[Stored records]
-*-*-

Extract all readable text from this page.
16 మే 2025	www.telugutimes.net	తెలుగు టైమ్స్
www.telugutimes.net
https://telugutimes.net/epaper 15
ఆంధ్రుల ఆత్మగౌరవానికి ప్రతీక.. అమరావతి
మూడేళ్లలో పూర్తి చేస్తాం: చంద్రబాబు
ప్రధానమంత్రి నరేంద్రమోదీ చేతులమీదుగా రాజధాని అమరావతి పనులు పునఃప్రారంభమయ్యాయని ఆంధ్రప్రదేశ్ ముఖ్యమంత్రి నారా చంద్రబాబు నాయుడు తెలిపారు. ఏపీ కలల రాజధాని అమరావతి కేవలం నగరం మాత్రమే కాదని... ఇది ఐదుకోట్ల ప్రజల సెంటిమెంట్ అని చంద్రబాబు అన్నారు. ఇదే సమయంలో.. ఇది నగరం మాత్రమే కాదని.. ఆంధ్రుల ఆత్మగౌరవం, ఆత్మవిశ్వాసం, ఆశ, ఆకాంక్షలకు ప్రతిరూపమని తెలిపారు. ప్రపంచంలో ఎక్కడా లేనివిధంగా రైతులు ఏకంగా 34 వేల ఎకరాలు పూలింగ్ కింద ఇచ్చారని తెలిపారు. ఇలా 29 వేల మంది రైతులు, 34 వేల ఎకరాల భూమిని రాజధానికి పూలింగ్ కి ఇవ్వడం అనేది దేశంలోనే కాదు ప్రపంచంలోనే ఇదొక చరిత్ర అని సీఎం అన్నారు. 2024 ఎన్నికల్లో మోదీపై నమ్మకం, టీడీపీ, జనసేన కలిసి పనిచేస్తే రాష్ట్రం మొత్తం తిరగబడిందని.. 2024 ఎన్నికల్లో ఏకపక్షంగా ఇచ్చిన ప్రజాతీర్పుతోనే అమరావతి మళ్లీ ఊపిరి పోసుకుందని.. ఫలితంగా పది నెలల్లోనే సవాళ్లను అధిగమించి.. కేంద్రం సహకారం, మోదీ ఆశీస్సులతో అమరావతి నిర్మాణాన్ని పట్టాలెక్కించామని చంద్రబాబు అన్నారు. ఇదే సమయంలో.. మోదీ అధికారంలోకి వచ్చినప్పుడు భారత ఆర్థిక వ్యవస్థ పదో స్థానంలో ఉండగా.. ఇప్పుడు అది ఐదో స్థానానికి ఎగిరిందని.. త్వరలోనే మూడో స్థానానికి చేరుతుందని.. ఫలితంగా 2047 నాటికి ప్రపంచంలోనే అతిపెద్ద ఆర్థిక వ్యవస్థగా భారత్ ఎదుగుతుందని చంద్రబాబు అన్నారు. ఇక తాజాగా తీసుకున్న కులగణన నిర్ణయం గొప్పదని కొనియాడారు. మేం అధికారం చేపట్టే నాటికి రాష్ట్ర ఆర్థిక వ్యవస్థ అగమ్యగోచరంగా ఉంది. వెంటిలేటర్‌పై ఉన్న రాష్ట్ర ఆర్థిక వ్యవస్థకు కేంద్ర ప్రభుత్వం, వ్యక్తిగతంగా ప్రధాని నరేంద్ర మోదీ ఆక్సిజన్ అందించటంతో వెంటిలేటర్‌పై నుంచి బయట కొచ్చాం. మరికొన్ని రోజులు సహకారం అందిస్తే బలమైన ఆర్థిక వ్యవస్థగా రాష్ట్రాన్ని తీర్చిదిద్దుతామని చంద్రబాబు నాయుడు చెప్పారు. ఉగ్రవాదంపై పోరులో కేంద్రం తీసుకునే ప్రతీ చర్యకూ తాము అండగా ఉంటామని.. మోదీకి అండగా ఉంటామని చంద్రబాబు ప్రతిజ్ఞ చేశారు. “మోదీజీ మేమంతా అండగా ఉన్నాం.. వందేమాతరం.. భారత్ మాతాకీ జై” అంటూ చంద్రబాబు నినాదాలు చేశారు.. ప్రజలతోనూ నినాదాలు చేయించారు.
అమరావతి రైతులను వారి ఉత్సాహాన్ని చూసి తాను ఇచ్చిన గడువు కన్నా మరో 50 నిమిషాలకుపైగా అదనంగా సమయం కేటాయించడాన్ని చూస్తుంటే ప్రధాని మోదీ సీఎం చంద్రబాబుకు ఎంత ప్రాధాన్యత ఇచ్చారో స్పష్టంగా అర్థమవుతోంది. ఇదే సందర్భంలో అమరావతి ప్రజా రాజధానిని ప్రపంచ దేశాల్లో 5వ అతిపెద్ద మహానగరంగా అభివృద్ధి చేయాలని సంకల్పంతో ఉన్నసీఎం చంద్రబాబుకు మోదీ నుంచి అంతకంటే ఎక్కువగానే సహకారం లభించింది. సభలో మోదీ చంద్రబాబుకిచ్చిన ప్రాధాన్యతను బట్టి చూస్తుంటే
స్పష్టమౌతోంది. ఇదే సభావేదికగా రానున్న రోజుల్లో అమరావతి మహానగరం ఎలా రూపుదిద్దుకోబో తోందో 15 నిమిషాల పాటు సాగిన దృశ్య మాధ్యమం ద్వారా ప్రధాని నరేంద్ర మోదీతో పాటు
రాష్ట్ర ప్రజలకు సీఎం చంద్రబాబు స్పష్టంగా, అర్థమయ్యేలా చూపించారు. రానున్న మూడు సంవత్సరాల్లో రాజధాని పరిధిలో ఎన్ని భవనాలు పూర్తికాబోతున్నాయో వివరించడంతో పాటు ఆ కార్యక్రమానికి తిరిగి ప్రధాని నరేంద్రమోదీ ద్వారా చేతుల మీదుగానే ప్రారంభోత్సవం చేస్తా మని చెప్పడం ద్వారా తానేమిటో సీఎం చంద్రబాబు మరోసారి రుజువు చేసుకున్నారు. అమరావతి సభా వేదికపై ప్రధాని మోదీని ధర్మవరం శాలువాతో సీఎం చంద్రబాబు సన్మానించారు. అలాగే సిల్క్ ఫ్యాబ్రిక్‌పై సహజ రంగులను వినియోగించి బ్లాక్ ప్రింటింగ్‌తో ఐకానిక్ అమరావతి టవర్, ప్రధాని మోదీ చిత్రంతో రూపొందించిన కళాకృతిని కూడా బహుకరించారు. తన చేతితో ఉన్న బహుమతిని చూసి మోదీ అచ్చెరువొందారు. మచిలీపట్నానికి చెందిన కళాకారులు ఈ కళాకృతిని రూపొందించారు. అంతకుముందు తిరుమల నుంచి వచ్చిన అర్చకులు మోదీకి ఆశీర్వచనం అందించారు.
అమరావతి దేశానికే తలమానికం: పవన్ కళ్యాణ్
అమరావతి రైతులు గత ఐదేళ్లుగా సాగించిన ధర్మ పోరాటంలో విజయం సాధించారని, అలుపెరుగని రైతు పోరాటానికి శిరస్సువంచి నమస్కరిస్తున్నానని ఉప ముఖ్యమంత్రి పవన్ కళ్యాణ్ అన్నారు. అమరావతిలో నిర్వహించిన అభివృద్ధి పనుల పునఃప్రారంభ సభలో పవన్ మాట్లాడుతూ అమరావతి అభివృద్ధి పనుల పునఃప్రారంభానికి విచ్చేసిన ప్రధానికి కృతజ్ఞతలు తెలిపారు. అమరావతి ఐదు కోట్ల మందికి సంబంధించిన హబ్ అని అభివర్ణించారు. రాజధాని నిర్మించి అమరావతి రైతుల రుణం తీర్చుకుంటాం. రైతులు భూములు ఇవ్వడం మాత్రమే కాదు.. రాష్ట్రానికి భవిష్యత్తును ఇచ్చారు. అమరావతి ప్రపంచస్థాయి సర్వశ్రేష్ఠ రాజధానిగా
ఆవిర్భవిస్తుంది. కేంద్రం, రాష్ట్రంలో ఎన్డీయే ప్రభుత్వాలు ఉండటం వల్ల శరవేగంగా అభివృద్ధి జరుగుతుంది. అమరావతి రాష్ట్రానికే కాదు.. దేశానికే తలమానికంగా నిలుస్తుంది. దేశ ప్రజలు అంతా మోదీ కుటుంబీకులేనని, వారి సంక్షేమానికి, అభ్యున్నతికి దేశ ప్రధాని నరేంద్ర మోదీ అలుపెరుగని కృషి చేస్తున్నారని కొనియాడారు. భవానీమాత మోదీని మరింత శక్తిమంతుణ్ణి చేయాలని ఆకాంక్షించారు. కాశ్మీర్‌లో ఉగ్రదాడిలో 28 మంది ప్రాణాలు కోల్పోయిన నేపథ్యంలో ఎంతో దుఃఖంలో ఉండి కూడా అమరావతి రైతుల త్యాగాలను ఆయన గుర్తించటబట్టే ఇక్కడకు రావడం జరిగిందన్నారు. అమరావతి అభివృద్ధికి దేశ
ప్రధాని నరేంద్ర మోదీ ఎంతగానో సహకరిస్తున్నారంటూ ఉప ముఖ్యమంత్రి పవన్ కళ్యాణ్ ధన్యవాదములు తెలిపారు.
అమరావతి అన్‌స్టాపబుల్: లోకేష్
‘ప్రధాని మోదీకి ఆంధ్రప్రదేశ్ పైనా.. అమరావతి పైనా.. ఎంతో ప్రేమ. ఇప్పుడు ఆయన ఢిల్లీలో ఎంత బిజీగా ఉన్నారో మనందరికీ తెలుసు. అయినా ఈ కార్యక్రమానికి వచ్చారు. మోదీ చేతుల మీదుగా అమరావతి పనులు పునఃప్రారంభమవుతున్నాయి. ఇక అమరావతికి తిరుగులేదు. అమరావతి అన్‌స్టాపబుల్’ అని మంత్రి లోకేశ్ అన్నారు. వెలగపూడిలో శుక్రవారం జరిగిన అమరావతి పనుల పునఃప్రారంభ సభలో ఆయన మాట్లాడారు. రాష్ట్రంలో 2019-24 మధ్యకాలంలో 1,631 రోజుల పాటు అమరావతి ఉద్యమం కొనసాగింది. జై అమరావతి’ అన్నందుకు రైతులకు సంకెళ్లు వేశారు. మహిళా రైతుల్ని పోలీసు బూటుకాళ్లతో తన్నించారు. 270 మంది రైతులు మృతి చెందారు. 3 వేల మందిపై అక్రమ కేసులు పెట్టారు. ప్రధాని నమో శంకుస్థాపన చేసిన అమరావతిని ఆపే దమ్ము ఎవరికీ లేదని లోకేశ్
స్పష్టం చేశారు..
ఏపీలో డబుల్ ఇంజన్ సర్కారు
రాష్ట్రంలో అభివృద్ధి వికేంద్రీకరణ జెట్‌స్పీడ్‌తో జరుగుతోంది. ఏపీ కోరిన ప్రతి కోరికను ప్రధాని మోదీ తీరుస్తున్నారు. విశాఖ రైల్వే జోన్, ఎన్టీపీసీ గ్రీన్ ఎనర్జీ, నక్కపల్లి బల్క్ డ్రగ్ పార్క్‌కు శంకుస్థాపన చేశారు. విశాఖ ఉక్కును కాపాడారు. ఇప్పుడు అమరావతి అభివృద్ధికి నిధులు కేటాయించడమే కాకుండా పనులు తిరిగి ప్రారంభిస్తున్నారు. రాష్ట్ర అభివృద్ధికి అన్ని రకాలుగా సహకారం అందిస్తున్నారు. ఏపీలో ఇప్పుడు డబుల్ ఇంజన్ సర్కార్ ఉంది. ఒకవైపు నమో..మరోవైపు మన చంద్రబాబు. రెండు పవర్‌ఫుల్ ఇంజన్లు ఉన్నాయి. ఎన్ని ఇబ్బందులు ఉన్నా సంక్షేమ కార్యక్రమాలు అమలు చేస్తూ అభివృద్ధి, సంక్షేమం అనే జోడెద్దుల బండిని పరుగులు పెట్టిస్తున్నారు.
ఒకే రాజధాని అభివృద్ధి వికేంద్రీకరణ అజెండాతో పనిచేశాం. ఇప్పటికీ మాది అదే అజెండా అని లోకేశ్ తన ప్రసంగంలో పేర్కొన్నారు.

-*-*-

**What this task involves**
List the lines of the entries that include "telugutimes".

**Answer to this exercise**
16 మే 2025	www.telugutimes.net	తెలుగు టైమ్స్
www.telugutimes.net
https://telugutimes.net/epaper 15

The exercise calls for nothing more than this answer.